### What this task involves
In the following material, identify every line holding the string "incoming" and return it.

--- Given records ---

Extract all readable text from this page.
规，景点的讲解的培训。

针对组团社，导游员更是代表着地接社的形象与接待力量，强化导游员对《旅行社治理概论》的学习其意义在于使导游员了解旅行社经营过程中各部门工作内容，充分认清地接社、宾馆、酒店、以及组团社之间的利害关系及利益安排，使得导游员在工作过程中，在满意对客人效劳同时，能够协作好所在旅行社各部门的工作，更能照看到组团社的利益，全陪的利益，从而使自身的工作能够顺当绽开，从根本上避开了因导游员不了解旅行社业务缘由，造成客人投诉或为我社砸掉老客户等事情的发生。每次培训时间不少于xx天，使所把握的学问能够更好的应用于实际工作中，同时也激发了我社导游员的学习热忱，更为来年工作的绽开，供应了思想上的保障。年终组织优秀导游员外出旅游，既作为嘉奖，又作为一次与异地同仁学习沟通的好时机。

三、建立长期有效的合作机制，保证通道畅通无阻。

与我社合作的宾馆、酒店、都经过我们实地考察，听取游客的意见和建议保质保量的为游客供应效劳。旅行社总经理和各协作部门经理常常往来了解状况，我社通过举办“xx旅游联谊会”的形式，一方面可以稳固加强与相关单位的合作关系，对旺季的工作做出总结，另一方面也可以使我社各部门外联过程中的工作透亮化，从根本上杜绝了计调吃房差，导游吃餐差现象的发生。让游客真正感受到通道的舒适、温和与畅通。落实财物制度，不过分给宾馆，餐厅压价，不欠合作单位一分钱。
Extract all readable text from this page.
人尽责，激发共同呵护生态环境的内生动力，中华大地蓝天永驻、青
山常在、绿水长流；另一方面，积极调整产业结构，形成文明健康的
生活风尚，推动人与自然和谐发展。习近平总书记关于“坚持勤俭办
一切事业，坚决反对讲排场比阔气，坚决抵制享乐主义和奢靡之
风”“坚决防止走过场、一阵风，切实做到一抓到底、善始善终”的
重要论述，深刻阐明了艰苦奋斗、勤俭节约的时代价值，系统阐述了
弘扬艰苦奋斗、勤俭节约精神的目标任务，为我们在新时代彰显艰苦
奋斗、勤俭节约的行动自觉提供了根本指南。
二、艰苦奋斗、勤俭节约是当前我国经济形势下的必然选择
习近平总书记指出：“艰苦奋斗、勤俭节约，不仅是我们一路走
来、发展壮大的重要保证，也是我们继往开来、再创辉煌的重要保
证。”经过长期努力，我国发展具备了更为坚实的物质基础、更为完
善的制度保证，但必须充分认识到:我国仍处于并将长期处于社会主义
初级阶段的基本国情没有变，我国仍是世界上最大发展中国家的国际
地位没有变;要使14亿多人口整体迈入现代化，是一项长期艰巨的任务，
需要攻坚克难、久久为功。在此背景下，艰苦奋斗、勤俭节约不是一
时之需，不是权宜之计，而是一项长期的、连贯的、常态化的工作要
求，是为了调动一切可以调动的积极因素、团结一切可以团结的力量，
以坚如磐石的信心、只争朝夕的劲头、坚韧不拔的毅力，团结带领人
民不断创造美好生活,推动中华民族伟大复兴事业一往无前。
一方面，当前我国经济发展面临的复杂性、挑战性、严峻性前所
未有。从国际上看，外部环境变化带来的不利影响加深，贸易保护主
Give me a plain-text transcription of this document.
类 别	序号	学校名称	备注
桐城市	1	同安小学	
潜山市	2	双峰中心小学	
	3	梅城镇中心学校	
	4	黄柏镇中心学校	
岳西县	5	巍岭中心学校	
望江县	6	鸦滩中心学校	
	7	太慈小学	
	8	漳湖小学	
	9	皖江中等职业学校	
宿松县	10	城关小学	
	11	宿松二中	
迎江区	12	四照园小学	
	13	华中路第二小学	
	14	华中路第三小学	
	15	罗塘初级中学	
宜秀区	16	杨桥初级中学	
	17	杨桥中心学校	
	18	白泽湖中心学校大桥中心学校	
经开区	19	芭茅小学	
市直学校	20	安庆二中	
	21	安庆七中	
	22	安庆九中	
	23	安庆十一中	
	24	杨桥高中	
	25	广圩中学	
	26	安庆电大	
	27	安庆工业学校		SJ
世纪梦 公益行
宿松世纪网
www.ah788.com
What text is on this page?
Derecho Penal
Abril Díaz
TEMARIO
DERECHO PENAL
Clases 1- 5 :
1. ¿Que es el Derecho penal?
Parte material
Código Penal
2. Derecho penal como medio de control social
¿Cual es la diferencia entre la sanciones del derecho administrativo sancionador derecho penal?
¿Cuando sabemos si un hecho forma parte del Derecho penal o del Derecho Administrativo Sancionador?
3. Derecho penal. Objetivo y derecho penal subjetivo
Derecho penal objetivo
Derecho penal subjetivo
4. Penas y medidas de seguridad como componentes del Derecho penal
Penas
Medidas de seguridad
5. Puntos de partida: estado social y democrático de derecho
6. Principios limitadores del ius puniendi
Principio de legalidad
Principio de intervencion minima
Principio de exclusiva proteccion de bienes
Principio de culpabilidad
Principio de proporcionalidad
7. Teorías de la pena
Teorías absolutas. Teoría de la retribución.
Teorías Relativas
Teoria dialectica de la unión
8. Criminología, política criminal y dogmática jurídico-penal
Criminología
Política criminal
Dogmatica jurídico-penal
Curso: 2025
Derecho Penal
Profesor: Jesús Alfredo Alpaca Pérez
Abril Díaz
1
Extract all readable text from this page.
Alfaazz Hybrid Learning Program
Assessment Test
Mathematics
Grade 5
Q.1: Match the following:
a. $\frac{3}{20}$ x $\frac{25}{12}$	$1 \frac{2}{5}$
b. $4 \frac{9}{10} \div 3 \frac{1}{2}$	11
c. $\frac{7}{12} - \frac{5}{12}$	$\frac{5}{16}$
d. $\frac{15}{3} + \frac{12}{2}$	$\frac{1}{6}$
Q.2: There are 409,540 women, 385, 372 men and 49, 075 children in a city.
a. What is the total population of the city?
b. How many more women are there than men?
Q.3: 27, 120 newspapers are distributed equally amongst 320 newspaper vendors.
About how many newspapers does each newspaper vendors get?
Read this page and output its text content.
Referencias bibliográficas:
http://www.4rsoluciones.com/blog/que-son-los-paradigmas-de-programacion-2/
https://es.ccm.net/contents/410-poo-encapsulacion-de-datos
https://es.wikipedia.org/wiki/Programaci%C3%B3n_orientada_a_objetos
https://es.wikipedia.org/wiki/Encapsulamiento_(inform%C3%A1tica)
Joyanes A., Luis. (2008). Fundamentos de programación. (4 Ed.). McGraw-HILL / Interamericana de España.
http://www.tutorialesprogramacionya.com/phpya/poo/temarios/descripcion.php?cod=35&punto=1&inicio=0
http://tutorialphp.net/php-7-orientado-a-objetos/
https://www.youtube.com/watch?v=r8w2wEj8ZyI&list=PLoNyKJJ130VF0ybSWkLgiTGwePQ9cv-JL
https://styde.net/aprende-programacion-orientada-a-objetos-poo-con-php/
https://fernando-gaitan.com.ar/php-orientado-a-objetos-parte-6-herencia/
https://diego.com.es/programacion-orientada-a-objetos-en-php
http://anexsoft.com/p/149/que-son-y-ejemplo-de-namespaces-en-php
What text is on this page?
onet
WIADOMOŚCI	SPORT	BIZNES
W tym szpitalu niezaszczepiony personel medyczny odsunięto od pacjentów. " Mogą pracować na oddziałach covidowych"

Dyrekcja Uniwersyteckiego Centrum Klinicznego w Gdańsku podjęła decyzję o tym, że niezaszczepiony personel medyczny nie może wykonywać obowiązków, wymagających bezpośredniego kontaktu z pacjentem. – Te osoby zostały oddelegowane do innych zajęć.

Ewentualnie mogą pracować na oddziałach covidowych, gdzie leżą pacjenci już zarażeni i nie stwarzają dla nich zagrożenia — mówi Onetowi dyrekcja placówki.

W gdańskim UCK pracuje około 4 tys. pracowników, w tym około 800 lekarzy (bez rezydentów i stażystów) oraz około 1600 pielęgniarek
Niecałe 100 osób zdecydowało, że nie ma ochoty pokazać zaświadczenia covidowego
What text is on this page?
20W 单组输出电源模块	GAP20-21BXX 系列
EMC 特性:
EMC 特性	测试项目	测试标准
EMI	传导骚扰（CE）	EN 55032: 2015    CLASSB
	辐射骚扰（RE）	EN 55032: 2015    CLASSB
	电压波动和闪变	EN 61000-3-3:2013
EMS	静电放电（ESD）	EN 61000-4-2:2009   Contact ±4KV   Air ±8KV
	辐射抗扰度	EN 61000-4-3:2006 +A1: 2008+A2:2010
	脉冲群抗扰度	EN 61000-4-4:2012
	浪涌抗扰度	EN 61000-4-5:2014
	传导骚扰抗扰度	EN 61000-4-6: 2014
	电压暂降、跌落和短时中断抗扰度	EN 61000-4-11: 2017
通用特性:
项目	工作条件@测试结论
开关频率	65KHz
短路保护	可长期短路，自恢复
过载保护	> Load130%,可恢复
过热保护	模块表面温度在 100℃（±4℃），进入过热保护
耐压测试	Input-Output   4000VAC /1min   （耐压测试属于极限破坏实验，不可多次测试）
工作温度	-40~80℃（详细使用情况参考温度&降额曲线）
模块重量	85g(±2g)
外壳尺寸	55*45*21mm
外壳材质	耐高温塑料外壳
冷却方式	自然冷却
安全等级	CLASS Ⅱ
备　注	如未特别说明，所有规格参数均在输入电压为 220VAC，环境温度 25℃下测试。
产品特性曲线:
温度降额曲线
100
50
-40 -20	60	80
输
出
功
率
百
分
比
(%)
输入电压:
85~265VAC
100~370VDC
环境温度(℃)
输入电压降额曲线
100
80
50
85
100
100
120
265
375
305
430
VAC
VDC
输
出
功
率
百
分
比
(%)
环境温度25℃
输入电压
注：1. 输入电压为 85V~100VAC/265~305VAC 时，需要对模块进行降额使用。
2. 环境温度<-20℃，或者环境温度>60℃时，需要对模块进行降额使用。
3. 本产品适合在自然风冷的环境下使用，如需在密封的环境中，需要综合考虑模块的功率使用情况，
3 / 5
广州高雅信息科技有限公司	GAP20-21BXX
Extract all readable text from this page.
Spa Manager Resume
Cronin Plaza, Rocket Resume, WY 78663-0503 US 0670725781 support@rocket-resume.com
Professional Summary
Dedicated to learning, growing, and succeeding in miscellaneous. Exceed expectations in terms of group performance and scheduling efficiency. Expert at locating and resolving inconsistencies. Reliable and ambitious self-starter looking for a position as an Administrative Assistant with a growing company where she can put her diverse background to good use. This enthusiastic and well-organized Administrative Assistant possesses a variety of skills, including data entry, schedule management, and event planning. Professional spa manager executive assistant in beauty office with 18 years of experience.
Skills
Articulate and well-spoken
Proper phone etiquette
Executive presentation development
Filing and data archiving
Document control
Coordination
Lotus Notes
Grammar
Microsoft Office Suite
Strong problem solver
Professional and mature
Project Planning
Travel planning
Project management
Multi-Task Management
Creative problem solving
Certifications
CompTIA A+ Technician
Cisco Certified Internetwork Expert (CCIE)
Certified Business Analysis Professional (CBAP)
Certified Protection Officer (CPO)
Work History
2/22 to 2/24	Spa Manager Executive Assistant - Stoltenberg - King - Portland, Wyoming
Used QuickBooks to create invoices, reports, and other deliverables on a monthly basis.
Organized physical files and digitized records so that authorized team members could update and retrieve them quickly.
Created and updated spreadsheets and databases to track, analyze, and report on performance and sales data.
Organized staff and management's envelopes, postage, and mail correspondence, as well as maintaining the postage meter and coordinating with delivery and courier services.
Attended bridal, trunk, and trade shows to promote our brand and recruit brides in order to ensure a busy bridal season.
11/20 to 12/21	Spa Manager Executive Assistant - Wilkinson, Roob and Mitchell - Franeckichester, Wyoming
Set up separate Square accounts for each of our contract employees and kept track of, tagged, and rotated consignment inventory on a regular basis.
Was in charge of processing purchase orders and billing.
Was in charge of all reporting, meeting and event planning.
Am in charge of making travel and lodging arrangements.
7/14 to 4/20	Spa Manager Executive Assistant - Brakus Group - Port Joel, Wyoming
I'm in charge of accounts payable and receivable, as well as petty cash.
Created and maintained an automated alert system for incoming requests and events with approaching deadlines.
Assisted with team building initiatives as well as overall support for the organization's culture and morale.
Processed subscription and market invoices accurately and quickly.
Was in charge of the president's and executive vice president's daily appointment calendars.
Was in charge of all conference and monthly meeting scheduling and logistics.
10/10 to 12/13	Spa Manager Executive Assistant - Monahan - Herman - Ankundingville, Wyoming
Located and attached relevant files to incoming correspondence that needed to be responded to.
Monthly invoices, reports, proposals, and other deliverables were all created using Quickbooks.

---

### Task solution
Created and maintained an automated alert system for incoming requests and events with approaching deadlines.
Located and attached relevant files to incoming correspondence that needed to be responded to.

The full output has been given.